>> START

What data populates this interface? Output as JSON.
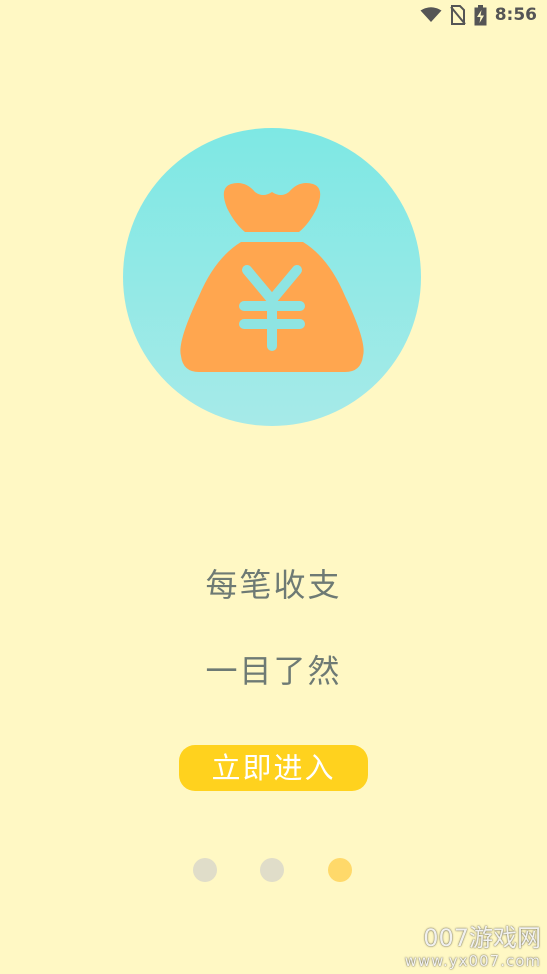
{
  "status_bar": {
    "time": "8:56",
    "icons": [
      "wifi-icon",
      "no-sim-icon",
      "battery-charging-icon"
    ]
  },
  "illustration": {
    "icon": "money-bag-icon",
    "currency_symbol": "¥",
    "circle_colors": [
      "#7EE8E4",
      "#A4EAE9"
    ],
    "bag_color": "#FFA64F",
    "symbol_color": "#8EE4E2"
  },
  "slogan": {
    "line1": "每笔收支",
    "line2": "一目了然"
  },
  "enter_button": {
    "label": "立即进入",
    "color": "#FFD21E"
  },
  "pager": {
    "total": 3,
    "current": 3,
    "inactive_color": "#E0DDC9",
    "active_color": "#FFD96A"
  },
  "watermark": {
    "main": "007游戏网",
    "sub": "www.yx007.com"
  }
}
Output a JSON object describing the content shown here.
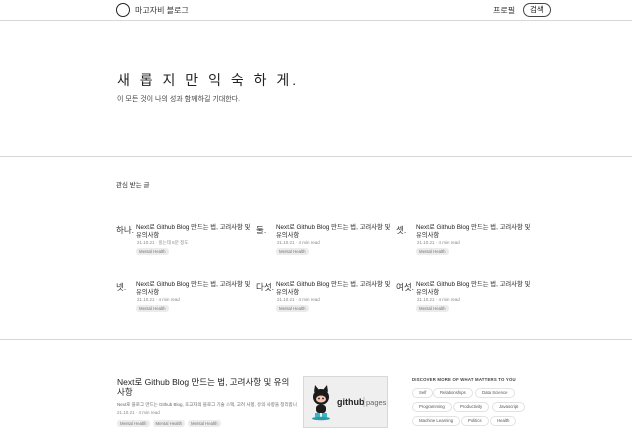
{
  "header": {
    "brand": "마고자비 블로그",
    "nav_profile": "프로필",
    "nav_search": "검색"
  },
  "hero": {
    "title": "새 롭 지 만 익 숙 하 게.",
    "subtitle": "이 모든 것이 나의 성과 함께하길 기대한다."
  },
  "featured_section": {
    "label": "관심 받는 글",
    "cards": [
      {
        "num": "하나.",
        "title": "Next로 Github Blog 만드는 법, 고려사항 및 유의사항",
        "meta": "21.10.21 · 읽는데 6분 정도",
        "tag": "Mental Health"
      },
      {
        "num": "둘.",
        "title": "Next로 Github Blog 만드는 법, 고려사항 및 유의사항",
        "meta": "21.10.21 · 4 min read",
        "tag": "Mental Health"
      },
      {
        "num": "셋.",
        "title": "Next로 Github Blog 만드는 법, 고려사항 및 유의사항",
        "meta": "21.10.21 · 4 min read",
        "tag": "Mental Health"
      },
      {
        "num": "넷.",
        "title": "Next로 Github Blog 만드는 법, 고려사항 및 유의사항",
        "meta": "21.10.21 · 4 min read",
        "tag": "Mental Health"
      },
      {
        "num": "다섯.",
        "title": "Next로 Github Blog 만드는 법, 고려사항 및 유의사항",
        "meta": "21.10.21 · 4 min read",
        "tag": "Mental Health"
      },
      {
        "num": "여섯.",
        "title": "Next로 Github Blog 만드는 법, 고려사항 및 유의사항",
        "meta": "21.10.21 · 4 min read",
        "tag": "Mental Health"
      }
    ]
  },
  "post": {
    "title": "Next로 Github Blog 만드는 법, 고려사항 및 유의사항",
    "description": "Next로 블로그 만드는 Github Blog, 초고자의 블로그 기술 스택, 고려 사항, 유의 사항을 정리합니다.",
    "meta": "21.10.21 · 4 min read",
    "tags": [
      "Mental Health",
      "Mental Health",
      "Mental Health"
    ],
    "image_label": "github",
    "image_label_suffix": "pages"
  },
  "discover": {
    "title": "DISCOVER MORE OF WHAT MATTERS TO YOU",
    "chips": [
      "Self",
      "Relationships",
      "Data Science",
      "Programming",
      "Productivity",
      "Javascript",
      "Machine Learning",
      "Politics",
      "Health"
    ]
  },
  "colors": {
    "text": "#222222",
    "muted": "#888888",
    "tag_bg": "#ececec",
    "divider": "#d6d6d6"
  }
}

>> END

_Stated goal_: Write the entries above out again exactly, but not the pictures.

_In response_:
What data populates this interface? Output as JSON.
{
  "status_bar": {
    "time": "8:56",
    "icons": [
      "wifi-icon",
      "no-sim-icon",
      "battery-charging-icon"
    ]
  },
  "illustration": {
    "icon": "money-bag-icon",
    "currency_symbol": "¥",
    "circle_colors": [
      "#7EE8E4",
      "#A4EAE9"
    ],
    "bag_color": "#FFA64F",
    "symbol_color": "#8EE4E2"
  },
  "slogan": {
    "line1": "每笔收支",
    "line2": "一目了然"
  },
  "enter_button": {
    "label": "立即进入",
    "color": "#FFD21E"
  },
  "pager": {
    "total": 3,
    "current": 3,
    "inactive_color": "#E0DDC9",
    "active_color": "#FFD96A"
  },
  "watermark": {
    "main": "007游戏网",
    "sub": "www.yx007.com"
  }
}
Output a JSON object describing the content shown here.
{
  "header": {
    "brand": "마고자비 블로그",
    "nav_profile": "프로필",
    "nav_search": "검색"
  },
  "hero": {
    "title": "새 롭 지 만 익 숙 하 게.",
    "subtitle": "이 모든 것이 나의 성과 함께하길 기대한다."
  },
  "featured_section": {
    "label": "관심 받는 글",
    "cards": [
      {
        "num": "하나.",
        "title": "Next로 Github Blog 만드는 법, 고려사항 및 유의사항",
        "meta": "21.10.21 · 읽는데 6분 정도",
        "tag": "Mental Health"
      },
      {
        "num": "둘.",
        "title": "Next로 Github Blog 만드는 법, 고려사항 및 유의사항",
        "meta": "21.10.21 · 4 min read",
        "tag": "Mental Health"
      },
      {
        "num": "셋.",
        "title": "Next로 Github Blog 만드는 법, 고려사항 및 유의사항",
        "meta": "21.10.21 · 4 min read",
        "tag": "Mental Health"
      },
      {
        "num": "넷.",
        "title": "Next로 Github Blog 만드는 법, 고려사항 및 유의사항",
        "meta": "21.10.21 · 4 min read",
        "tag": "Mental Health"
      },
      {
        "num": "다섯.",
        "title": "Next로 Github Blog 만드는 법, 고려사항 및 유의사항",
        "meta": "21.10.21 · 4 min read",
        "tag": "Mental Health"
      },
      {
        "num": "여섯.",
        "title": "Next로 Github Blog 만드는 법, 고려사항 및 유의사항",
        "meta": "21.10.21 · 4 min read",
        "tag": "Mental Health"
      }
    ]
  },
  "post": {
    "title": "Next로 Github Blog 만드는 법, 고려사항 및 유의사항",
    "description": "Next로 블로그 만드는 Github Blog, 초고자의 블로그 기술 스택, 고려 사항, 유의 사항을 정리합니다.",
    "meta": "21.10.21 · 4 min read",
    "tags": [
      "Mental Health",
      "Mental Health",
      "Mental Health"
    ],
    "image_label": "github",
    "image_label_suffix": "pages"
  },
  "discover": {
    "title": "DISCOVER MORE OF WHAT MATTERS TO YOU",
    "chips": [
      "Self",
      "Relationships",
      "Data Science",
      "Programming",
      "Productivity",
      "Javascript",
      "Machine Learning",
      "Politics",
      "Health"
    ]
  },
  "colors": {
    "text": "#222222",
    "muted": "#888888",
    "tag_bg": "#ececec",
    "divider": "#d6d6d6"
  }
}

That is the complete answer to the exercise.